**WHAT IS ASKED:** In the listing below, identify each line with the word "staat" and return those lines.
━━ MATERIAL SHOWN
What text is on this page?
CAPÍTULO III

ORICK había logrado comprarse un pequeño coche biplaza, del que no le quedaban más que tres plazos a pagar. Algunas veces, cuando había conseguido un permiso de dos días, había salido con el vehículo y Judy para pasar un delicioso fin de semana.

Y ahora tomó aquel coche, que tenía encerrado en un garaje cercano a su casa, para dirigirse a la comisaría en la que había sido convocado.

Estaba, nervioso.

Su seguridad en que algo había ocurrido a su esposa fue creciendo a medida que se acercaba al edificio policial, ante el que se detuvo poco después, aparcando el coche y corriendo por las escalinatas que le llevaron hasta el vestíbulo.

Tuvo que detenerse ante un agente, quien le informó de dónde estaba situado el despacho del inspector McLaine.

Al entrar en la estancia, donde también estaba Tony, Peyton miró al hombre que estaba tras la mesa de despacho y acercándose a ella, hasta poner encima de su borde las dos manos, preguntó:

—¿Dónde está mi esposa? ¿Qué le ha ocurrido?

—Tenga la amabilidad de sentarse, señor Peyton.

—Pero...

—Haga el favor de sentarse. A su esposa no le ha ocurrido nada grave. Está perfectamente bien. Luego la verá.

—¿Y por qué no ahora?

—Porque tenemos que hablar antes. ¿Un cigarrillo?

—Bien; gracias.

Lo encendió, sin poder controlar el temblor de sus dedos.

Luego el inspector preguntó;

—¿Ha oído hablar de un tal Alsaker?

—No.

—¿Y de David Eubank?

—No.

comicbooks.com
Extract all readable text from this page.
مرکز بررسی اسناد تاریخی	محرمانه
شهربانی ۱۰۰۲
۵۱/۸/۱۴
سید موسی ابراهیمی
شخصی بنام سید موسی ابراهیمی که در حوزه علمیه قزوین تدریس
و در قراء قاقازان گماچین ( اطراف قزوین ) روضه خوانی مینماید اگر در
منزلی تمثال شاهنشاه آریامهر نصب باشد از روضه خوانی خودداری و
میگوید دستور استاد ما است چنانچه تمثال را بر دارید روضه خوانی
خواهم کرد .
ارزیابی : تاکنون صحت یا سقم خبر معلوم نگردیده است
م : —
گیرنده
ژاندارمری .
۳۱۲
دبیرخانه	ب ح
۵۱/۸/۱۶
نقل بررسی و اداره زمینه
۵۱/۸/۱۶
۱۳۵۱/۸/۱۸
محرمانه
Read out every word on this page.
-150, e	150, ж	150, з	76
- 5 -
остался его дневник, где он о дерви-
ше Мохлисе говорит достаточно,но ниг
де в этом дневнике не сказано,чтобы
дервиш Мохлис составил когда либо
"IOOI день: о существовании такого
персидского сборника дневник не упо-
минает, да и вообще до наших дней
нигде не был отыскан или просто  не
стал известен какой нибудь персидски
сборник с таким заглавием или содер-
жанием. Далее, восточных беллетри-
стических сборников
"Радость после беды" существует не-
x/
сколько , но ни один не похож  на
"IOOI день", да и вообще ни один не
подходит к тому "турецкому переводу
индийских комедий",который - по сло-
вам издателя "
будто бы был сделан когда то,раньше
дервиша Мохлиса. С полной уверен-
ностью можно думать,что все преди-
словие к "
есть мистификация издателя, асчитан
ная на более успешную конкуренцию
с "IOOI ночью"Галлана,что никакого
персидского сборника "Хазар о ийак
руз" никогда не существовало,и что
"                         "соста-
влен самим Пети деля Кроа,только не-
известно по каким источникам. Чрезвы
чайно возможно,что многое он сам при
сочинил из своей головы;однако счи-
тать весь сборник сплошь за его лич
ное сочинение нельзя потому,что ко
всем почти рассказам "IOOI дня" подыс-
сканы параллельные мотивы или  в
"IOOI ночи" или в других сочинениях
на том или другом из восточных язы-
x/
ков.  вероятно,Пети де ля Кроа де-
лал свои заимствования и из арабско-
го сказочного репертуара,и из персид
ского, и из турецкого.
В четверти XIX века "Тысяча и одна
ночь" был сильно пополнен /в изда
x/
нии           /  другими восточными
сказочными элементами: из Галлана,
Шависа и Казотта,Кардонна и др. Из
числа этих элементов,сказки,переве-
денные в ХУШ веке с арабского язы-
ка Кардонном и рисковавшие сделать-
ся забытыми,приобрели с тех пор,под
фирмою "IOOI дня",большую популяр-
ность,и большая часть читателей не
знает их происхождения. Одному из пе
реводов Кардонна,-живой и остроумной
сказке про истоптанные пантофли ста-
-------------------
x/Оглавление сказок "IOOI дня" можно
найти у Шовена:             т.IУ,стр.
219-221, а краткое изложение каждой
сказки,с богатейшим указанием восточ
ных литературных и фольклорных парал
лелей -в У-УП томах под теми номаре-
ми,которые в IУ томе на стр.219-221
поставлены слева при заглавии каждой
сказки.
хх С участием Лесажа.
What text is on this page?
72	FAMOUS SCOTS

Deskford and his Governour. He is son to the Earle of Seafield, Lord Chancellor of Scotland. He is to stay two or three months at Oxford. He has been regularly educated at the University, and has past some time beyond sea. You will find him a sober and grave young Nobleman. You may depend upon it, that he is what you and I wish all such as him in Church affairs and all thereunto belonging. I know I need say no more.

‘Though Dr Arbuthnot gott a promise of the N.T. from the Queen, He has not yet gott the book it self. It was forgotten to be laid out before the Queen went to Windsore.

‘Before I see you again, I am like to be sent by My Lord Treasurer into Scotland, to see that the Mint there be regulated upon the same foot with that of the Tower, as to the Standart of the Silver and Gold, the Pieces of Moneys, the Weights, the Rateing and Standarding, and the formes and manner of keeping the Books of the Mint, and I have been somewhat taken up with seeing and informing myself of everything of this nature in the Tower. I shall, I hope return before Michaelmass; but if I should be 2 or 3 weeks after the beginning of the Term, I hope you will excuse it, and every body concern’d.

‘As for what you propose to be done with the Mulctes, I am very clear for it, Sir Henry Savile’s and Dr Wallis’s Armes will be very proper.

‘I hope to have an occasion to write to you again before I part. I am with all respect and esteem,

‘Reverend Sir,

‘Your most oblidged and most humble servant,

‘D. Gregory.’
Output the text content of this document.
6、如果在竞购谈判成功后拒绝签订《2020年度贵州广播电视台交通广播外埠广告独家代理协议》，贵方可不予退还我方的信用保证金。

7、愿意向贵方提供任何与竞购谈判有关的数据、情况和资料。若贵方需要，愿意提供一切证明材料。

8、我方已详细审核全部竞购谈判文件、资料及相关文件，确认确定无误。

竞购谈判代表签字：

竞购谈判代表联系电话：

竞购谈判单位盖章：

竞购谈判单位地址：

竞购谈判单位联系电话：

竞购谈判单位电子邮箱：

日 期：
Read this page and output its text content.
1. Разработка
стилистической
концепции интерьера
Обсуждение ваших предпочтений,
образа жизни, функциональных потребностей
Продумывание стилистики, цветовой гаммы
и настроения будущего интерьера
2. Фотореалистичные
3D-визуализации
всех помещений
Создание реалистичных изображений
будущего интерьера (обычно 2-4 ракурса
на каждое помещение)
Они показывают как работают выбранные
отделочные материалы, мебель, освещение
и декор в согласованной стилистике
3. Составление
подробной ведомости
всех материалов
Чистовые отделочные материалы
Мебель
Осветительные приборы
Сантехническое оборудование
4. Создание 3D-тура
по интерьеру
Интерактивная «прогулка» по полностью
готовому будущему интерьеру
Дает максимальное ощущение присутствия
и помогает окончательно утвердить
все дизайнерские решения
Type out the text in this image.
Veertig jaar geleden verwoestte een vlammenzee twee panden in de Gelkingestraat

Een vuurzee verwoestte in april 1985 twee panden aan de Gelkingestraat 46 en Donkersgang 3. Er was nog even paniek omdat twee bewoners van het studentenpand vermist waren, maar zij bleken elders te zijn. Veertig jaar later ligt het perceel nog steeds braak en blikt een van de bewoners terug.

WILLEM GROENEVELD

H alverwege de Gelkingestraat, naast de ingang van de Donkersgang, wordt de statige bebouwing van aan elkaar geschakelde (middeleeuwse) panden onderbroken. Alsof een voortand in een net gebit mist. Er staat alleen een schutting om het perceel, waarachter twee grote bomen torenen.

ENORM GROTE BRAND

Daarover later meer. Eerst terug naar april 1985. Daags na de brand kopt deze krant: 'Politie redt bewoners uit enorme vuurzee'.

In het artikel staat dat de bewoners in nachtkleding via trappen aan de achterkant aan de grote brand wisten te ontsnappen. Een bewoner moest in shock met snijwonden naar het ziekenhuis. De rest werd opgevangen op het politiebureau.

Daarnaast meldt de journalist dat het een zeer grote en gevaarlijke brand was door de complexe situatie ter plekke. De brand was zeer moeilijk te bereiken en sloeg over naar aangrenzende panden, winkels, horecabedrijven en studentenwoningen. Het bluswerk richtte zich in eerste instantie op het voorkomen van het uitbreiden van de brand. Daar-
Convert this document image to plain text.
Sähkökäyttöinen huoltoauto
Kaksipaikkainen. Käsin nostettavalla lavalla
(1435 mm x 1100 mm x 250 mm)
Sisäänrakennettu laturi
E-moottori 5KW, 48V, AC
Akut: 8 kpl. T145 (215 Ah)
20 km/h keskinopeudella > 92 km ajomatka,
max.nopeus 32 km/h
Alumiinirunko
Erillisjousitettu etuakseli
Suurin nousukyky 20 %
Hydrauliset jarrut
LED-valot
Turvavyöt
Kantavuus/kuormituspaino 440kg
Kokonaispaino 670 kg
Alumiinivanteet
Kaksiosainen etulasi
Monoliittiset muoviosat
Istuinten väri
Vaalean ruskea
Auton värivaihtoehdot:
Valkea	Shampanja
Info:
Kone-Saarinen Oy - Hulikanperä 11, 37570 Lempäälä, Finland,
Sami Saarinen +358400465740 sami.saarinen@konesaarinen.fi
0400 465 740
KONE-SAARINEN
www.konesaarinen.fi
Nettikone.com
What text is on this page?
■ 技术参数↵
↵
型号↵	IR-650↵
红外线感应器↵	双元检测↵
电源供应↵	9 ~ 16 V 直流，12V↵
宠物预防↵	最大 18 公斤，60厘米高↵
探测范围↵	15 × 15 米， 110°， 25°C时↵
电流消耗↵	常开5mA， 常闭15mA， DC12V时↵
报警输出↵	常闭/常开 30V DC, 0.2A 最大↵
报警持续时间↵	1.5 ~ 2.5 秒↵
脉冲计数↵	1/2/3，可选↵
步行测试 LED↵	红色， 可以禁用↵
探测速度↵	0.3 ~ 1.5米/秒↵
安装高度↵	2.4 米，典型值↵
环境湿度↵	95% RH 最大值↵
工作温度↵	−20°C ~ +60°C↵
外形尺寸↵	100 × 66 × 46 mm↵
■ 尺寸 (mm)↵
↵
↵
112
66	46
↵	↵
━━━━
**ANSWER TO THIS TASK:**
H alverwege de Gelkingestraat, naast de ingang van de Donkersgang, wordt de statige bebouwing van aan elkaar geschakelde (middeleeuwse) panden onderbroken. Alsof een voortand in een net gebit mist. Er staat alleen een schutting om het perceel, waarachter twee grote bomen torenen.
In het artikel staat dat de bewoners in nachtkleding via trappen aan de achterkant aan de grote brand wisten te ontsnappen. Een bewoner moest in shock met snijwonden naar het ziekenhuis. De rest werd opgevangen op het politiebureau.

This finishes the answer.